● THE TASK: Go through the data and copy every line exactly, but not the images.

● DATA TO PROCESS:
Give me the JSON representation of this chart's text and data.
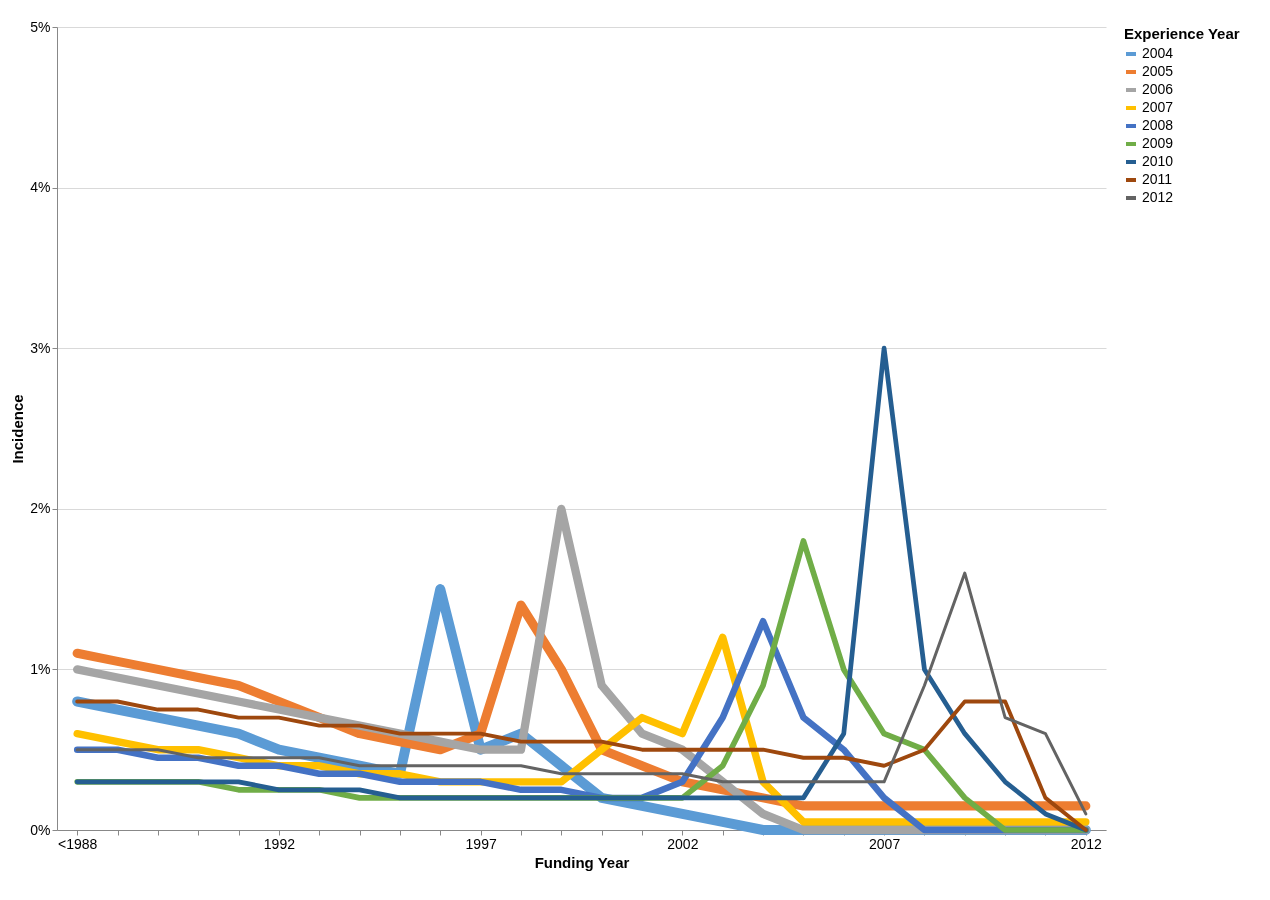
{
  "chart_data": {
    "type": "line",
    "xlabel": "Funding Year",
    "ylabel": "Incidence",
    "legend_title": "Experience Year",
    "categories": [
      "<1988",
      null,
      null,
      null,
      null,
      "1992",
      null,
      null,
      null,
      null,
      "1997",
      null,
      null,
      null,
      null,
      "2002",
      null,
      null,
      null,
      null,
      "2007",
      null,
      null,
      null,
      null,
      "2012"
    ],
    "ylim": [
      0,
      5
    ],
    "yticks": [
      {
        "value": 0,
        "label": "0%"
      },
      {
        "value": 1,
        "label": "1%"
      },
      {
        "value": 2,
        "label": "2%"
      },
      {
        "value": 3,
        "label": "3%"
      },
      {
        "value": 4,
        "label": "4%"
      },
      {
        "value": 5,
        "label": "5%"
      }
    ],
    "grid": "y",
    "legend": "right",
    "series": [
      {
        "name": "2004",
        "color": "#5b9bd5",
        "values": [
          0.8,
          0.75,
          0.7,
          0.65,
          0.6,
          0.5,
          0.45,
          0.4,
          0.35,
          1.5,
          0.5,
          0.6,
          0.4,
          0.2,
          0.15,
          0.1,
          0.05,
          0,
          0,
          0,
          0,
          0,
          0,
          0,
          0,
          0
        ]
      },
      {
        "name": "2005",
        "color": "#ed7d31",
        "values": [
          1.1,
          1.05,
          1.0,
          0.95,
          0.9,
          0.8,
          0.7,
          0.6,
          0.55,
          0.5,
          0.6,
          1.4,
          1.0,
          0.5,
          0.4,
          0.3,
          0.25,
          0.2,
          0.15,
          0.15,
          0.15,
          0.15,
          0.15,
          0.15,
          0.15,
          0.15
        ]
      },
      {
        "name": "2006",
        "color": "#a5a5a5",
        "values": [
          1.0,
          0.95,
          0.9,
          0.85,
          0.8,
          0.75,
          0.7,
          0.65,
          0.6,
          0.55,
          0.5,
          0.5,
          2.0,
          0.9,
          0.6,
          0.5,
          0.3,
          0.1,
          0,
          0,
          0,
          0,
          0,
          0,
          0,
          0
        ]
      },
      {
        "name": "2007",
        "color": "#ffc000",
        "values": [
          0.6,
          0.55,
          0.5,
          0.5,
          0.45,
          0.4,
          0.4,
          0.35,
          0.35,
          0.3,
          0.3,
          0.3,
          0.3,
          0.5,
          0.7,
          0.6,
          1.2,
          0.3,
          0.05,
          0.05,
          0.05,
          0.05,
          0.05,
          0.05,
          0.05,
          0.05
        ]
      },
      {
        "name": "2008",
        "color": "#4472c4",
        "values": [
          0.5,
          0.5,
          0.45,
          0.45,
          0.4,
          0.4,
          0.35,
          0.35,
          0.3,
          0.3,
          0.3,
          0.25,
          0.25,
          0.2,
          0.2,
          0.3,
          0.7,
          1.3,
          0.7,
          0.5,
          0.2,
          0,
          0,
          0,
          0,
          0
        ]
      },
      {
        "name": "2009",
        "color": "#70ad47",
        "values": [
          0.3,
          0.3,
          0.3,
          0.3,
          0.25,
          0.25,
          0.25,
          0.2,
          0.2,
          0.2,
          0.2,
          0.2,
          0.2,
          0.2,
          0.2,
          0.2,
          0.4,
          0.9,
          1.8,
          1.0,
          0.6,
          0.5,
          0.2,
          0,
          0,
          0
        ]
      },
      {
        "name": "2010",
        "color": "#255e91",
        "values": [
          0.3,
          0.3,
          0.3,
          0.3,
          0.3,
          0.25,
          0.25,
          0.25,
          0.2,
          0.2,
          0.2,
          0.2,
          0.2,
          0.2,
          0.2,
          0.2,
          0.2,
          0.2,
          0.2,
          0.6,
          3.0,
          1.0,
          0.6,
          0.3,
          0.1,
          0
        ]
      },
      {
        "name": "2011",
        "color": "#9e480e",
        "values": [
          0.8,
          0.8,
          0.75,
          0.75,
          0.7,
          0.7,
          0.65,
          0.65,
          0.6,
          0.6,
          0.6,
          0.55,
          0.55,
          0.55,
          0.5,
          0.5,
          0.5,
          0.5,
          0.45,
          0.45,
          0.4,
          0.5,
          0.8,
          0.8,
          0.2,
          0
        ]
      },
      {
        "name": "2012",
        "color": "#636363",
        "values": [
          0.5,
          0.5,
          0.5,
          0.45,
          0.45,
          0.45,
          0.45,
          0.4,
          0.4,
          0.4,
          0.4,
          0.4,
          0.35,
          0.35,
          0.35,
          0.35,
          0.3,
          0.3,
          0.3,
          0.3,
          0.3,
          0.9,
          1.6,
          0.7,
          0.6,
          0.1
        ]
      }
    ]
  }
}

● EXERCISE RESPONSE:
Give me the JSON representation of this chart's text and data.
{
  "chart_data": {
    "type": "line",
    "xlabel": "Funding Year",
    "ylabel": "Incidence",
    "legend_title": "Experience Year",
    "categories": [
      "<1988",
      null,
      null,
      null,
      null,
      "1992",
      null,
      null,
      null,
      null,
      "1997",
      null,
      null,
      null,
      null,
      "2002",
      null,
      null,
      null,
      null,
      "2007",
      null,
      null,
      null,
      null,
      "2012"
    ],
    "ylim": [
      0,
      5
    ],
    "yticks": [
      {
        "value": 0,
        "label": "0%"
      },
      {
        "value": 1,
        "label": "1%"
      },
      {
        "value": 2,
        "label": "2%"
      },
      {
        "value": 3,
        "label": "3%"
      },
      {
        "value": 4,
        "label": "4%"
      },
      {
        "value": 5,
        "label": "5%"
      }
    ],
    "grid": "y",
    "legend": "right",
    "series": [
      {
        "name": "2004",
        "color": "#5b9bd5",
        "values": [
          0.8,
          0.75,
          0.7,
          0.65,
          0.6,
          0.5,
          0.45,
          0.4,
          0.35,
          1.5,
          0.5,
          0.6,
          0.4,
          0.2,
          0.15,
          0.1,
          0.05,
          0,
          0,
          0,
          0,
          0,
          0,
          0,
          0,
          0
        ]
      },
      {
        "name": "2005",
        "color": "#ed7d31",
        "values": [
          1.1,
          1.05,
          1.0,
          0.95,
          0.9,
          0.8,
          0.7,
          0.6,
          0.55,
          0.5,
          0.6,
          1.4,
          1.0,
          0.5,
          0.4,
          0.3,
          0.25,
          0.2,
          0.15,
          0.15,
          0.15,
          0.15,
          0.15,
          0.15,
          0.15,
          0.15
        ]
      },
      {
        "name": "2006",
        "color": "#a5a5a5",
        "values": [
          1.0,
          0.95,
          0.9,
          0.85,
          0.8,
          0.75,
          0.7,
          0.65,
          0.6,
          0.55,
          0.5,
          0.5,
          2.0,
          0.9,
          0.6,
          0.5,
          0.3,
          0.1,
          0,
          0,
          0,
          0,
          0,
          0,
          0,
          0
        ]
      },
      {
        "name": "2007",
        "color": "#ffc000",
        "values": [
          0.6,
          0.55,
          0.5,
          0.5,
          0.45,
          0.4,
          0.4,
          0.35,
          0.35,
          0.3,
          0.3,
          0.3,
          0.3,
          0.5,
          0.7,
          0.6,
          1.2,
          0.3,
          0.05,
          0.05,
          0.05,
          0.05,
          0.05,
          0.05,
          0.05,
          0.05
        ]
      },
      {
        "name": "2008",
        "color": "#4472c4",
        "values": [
          0.5,
          0.5,
          0.45,
          0.45,
          0.4,
          0.4,
          0.35,
          0.35,
          0.3,
          0.3,
          0.3,
          0.25,
          0.25,
          0.2,
          0.2,
          0.3,
          0.7,
          1.3,
          0.7,
          0.5,
          0.2,
          0,
          0,
          0,
          0,
          0
        ]
      },
      {
        "name": "2009",
        "color": "#70ad47",
        "values": [
          0.3,
          0.3,
          0.3,
          0.3,
          0.25,
          0.25,
          0.25,
          0.2,
          0.2,
          0.2,
          0.2,
          0.2,
          0.2,
          0.2,
          0.2,
          0.2,
          0.4,
          0.9,
          1.8,
          1.0,
          0.6,
          0.5,
          0.2,
          0,
          0,
          0
        ]
      },
      {
        "name": "2010",
        "color": "#255e91",
        "values": [
          0.3,
          0.3,
          0.3,
          0.3,
          0.3,
          0.25,
          0.25,
          0.25,
          0.2,
          0.2,
          0.2,
          0.2,
          0.2,
          0.2,
          0.2,
          0.2,
          0.2,
          0.2,
          0.2,
          0.6,
          3.0,
          1.0,
          0.6,
          0.3,
          0.1,
          0
        ]
      },
      {
        "name": "2011",
        "color": "#9e480e",
        "values": [
          0.8,
          0.8,
          0.75,
          0.75,
          0.7,
          0.7,
          0.65,
          0.65,
          0.6,
          0.6,
          0.6,
          0.55,
          0.55,
          0.55,
          0.5,
          0.5,
          0.5,
          0.5,
          0.45,
          0.45,
          0.4,
          0.5,
          0.8,
          0.8,
          0.2,
          0
        ]
      },
      {
        "name": "2012",
        "color": "#636363",
        "values": [
          0.5,
          0.5,
          0.5,
          0.45,
          0.45,
          0.45,
          0.45,
          0.4,
          0.4,
          0.4,
          0.4,
          0.4,
          0.35,
          0.35,
          0.35,
          0.35,
          0.3,
          0.3,
          0.3,
          0.3,
          0.3,
          0.9,
          1.6,
          0.7,
          0.6,
          0.1
        ]
      }
    ]
  }
}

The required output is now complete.